In the lines below, find how many contain the word "icon" and report that figure alone.

--- start of Data listing ---

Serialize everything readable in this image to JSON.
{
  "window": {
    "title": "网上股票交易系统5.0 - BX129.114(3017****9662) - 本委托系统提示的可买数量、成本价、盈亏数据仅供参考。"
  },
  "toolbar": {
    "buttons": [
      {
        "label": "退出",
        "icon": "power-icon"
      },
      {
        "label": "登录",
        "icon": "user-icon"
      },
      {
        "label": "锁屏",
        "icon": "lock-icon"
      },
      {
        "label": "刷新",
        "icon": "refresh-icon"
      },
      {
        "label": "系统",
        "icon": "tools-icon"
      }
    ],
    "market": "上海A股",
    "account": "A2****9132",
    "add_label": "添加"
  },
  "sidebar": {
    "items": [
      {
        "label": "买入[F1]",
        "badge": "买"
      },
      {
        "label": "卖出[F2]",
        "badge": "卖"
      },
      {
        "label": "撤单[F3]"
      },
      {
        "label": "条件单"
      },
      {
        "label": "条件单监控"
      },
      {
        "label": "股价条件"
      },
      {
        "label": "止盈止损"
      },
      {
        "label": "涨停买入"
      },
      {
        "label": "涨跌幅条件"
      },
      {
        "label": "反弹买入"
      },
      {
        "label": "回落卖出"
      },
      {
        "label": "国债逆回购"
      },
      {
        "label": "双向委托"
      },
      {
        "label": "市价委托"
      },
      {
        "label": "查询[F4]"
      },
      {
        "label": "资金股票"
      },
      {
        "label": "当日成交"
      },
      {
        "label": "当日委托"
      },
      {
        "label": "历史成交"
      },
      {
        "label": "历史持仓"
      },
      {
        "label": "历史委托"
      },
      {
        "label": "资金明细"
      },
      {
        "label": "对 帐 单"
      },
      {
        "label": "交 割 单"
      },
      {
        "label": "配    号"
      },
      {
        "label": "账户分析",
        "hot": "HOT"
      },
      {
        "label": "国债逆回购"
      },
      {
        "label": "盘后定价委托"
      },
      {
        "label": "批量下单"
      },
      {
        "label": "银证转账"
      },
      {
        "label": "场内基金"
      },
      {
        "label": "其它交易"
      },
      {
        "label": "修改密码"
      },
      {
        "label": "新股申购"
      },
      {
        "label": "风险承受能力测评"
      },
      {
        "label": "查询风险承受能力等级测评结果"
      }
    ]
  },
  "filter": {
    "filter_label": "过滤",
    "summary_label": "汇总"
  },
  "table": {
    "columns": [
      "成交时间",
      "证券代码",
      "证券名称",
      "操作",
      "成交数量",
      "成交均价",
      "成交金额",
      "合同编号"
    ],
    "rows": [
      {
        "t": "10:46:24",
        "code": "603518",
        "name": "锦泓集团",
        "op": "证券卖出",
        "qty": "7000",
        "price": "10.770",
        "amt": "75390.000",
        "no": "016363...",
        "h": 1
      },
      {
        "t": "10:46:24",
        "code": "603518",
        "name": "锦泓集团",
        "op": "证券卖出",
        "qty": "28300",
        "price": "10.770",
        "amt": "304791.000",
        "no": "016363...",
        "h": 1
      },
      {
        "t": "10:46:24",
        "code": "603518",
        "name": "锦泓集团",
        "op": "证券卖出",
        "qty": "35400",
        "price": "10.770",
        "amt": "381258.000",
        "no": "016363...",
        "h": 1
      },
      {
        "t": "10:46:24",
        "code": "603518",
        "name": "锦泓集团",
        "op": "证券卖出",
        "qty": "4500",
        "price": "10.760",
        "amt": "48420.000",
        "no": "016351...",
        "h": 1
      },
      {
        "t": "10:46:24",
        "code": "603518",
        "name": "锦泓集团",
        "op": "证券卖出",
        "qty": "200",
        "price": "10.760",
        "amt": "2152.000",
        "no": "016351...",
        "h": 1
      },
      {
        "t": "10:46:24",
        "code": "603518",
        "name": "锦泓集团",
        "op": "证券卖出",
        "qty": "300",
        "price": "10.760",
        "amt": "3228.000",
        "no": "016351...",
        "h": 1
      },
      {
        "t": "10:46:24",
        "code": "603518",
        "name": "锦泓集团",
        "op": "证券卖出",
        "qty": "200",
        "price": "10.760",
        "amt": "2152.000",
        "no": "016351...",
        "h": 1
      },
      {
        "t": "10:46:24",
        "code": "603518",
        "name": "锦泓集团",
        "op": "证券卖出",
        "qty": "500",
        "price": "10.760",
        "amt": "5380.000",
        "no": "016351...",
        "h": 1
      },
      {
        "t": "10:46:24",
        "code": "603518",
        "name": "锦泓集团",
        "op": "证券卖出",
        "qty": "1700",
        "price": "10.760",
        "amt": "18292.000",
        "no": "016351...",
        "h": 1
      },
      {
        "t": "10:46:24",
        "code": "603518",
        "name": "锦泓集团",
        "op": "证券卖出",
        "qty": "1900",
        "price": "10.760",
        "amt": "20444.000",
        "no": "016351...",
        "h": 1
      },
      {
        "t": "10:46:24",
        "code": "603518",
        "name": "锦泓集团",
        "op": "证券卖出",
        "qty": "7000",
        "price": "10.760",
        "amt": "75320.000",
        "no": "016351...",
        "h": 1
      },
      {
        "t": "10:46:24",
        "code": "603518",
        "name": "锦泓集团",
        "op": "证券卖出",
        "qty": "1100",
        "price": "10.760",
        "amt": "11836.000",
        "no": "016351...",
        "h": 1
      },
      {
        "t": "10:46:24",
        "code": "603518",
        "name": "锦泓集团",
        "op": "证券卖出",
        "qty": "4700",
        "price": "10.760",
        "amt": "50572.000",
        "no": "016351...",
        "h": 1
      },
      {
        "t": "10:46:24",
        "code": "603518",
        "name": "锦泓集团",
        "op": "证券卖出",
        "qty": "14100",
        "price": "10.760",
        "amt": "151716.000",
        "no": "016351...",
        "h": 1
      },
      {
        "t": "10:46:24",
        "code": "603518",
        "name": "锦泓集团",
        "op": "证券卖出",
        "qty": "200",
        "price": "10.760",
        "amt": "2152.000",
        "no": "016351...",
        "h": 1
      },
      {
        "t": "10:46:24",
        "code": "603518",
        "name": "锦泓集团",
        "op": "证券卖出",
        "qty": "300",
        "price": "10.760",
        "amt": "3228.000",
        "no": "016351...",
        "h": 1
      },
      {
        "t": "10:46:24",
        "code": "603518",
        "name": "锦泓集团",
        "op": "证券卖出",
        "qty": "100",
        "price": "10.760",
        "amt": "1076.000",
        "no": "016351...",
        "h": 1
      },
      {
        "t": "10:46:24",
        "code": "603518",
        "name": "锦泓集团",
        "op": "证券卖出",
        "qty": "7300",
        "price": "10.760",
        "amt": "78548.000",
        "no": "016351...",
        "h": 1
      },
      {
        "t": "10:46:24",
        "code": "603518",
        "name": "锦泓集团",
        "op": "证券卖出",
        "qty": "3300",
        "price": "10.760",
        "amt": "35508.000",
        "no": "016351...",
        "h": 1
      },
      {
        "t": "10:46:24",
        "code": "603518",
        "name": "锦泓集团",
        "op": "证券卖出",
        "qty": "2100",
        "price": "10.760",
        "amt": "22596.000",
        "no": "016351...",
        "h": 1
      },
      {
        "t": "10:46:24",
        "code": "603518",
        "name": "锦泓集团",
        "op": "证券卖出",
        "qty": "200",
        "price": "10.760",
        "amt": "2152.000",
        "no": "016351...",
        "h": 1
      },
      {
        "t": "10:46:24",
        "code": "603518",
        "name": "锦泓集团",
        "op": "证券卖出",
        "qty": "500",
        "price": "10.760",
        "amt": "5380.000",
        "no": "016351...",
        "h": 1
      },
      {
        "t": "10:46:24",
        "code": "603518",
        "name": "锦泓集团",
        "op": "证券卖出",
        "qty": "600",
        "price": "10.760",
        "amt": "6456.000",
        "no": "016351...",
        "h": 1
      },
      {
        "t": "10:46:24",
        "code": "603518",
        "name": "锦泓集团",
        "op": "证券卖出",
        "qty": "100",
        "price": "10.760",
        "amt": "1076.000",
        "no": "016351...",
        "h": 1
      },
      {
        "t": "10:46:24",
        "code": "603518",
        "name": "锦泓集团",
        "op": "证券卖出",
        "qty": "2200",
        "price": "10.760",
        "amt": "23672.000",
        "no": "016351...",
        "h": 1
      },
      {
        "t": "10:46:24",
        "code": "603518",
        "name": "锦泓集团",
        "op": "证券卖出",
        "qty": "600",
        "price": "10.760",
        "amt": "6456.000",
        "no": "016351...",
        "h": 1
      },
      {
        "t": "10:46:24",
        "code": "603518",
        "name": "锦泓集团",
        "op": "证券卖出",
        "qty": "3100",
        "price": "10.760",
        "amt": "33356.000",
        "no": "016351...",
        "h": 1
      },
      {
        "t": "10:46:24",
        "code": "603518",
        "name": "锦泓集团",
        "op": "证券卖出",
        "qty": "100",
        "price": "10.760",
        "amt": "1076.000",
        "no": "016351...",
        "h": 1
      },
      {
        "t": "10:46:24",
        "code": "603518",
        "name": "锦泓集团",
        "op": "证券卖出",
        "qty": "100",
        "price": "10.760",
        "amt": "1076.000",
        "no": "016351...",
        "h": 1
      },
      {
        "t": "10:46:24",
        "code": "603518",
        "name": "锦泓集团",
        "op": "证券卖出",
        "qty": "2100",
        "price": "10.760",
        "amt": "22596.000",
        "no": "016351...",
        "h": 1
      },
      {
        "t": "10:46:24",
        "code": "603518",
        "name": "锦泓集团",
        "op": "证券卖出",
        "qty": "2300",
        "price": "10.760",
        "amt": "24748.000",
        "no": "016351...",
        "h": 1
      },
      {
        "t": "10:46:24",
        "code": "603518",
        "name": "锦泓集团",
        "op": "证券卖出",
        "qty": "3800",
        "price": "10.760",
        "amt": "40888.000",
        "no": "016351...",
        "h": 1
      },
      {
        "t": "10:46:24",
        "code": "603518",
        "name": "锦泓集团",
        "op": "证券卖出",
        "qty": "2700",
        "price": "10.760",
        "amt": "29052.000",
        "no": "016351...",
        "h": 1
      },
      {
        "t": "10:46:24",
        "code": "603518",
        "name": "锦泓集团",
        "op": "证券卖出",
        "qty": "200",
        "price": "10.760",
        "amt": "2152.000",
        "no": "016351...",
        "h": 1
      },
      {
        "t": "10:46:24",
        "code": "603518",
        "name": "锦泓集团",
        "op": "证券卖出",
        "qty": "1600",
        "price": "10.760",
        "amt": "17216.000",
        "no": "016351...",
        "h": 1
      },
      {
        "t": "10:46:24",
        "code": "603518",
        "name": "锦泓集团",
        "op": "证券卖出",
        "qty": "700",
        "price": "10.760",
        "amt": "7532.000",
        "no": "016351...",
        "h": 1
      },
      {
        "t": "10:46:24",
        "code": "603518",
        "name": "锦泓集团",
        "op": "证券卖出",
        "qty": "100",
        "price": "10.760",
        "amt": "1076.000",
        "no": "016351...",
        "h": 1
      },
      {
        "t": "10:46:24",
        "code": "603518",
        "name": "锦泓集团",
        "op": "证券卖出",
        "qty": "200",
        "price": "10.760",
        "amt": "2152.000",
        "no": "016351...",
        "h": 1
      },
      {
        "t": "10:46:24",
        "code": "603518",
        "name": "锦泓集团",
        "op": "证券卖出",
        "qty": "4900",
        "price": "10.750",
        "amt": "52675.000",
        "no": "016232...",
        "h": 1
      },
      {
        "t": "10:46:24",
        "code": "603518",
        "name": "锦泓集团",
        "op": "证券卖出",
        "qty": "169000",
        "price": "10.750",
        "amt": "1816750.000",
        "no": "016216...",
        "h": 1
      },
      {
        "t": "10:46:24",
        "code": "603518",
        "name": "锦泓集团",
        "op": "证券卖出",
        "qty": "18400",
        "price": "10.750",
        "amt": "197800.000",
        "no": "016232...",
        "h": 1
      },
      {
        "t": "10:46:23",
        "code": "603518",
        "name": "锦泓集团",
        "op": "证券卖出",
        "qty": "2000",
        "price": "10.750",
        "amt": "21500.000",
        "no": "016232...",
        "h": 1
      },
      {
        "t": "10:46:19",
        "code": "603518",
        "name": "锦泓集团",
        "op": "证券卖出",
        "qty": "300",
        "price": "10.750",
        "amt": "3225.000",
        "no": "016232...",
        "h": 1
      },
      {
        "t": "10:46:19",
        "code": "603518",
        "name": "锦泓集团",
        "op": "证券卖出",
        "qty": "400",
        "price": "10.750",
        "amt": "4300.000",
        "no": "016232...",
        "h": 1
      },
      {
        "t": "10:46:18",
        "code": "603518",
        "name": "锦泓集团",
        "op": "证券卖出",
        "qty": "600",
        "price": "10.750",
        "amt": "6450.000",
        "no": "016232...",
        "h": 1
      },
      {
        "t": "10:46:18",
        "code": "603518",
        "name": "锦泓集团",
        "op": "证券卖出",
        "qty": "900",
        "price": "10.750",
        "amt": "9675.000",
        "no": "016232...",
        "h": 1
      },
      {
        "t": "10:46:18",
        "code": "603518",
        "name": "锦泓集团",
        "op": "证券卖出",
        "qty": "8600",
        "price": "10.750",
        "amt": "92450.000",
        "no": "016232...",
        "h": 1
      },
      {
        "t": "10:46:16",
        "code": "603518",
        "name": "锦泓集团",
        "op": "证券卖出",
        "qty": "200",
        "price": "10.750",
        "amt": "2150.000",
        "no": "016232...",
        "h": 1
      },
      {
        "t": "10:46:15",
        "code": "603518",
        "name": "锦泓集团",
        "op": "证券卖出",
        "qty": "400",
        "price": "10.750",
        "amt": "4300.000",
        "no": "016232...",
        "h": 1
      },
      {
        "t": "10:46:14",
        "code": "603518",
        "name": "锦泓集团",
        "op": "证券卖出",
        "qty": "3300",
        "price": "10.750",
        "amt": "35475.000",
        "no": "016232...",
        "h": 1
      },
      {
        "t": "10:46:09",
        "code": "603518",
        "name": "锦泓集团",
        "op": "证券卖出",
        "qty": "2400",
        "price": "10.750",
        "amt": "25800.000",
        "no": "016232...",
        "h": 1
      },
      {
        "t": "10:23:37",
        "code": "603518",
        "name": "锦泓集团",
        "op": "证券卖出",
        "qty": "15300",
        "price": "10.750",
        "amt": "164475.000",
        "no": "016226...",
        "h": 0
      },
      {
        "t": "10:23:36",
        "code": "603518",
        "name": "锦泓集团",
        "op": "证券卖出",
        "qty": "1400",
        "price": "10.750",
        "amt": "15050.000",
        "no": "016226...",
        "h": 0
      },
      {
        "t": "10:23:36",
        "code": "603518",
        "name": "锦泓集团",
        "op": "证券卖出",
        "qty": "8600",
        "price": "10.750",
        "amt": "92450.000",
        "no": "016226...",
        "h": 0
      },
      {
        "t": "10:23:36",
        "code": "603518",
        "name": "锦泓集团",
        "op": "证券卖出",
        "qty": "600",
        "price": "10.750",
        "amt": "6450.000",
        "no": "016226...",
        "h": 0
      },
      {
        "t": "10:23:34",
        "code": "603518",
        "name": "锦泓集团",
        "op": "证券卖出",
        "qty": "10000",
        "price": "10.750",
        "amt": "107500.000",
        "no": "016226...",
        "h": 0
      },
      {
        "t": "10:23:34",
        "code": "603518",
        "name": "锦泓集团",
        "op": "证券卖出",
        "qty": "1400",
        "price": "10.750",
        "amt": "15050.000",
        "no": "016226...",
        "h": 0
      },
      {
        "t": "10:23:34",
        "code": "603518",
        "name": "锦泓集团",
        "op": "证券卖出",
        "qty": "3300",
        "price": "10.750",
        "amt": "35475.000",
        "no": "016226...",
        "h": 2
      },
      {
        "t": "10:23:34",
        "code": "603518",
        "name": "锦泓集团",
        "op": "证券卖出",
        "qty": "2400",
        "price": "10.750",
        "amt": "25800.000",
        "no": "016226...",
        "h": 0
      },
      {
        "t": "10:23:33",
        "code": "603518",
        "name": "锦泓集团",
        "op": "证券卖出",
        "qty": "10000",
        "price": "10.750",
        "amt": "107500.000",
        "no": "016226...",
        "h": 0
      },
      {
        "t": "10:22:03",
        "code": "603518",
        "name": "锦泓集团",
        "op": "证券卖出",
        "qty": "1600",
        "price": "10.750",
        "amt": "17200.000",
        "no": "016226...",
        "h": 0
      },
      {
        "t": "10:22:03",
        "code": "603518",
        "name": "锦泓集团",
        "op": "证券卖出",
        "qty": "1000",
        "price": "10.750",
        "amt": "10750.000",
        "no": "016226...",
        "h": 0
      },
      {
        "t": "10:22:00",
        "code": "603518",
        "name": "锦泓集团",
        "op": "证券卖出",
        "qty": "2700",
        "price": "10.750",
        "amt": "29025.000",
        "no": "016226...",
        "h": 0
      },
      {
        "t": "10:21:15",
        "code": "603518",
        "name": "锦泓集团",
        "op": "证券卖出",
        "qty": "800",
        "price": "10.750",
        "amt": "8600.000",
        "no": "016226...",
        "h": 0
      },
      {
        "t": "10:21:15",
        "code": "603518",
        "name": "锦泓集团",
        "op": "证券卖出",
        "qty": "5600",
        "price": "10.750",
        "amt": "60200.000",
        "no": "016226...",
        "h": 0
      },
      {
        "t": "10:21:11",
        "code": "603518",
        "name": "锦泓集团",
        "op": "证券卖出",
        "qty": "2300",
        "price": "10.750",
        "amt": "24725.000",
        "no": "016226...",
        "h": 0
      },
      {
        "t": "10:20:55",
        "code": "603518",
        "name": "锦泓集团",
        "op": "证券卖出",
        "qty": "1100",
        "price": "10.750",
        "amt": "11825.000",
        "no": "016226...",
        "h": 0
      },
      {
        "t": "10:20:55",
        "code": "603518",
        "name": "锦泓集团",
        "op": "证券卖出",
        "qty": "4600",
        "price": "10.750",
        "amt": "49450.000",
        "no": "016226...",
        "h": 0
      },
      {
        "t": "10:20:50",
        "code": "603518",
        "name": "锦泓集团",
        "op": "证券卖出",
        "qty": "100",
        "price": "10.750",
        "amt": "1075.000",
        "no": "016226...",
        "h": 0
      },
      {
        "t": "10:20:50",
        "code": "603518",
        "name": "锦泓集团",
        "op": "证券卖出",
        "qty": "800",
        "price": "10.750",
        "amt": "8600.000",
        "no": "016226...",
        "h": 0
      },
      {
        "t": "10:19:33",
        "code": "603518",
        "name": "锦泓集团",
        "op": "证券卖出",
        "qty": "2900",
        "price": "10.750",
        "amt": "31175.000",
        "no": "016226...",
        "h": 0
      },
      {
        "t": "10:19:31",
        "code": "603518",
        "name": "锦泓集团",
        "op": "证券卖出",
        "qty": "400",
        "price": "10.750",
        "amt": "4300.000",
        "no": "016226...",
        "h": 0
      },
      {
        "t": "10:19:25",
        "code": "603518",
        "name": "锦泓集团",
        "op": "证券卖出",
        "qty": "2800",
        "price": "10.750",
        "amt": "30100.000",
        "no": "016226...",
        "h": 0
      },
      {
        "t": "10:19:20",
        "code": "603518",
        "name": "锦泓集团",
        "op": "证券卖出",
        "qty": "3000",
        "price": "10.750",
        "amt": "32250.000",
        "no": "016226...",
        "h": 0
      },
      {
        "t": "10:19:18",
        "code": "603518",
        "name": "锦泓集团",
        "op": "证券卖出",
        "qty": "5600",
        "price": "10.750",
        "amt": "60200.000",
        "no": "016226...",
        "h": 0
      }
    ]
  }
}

--- end of Data listing ---

- **Result of this exercise**
5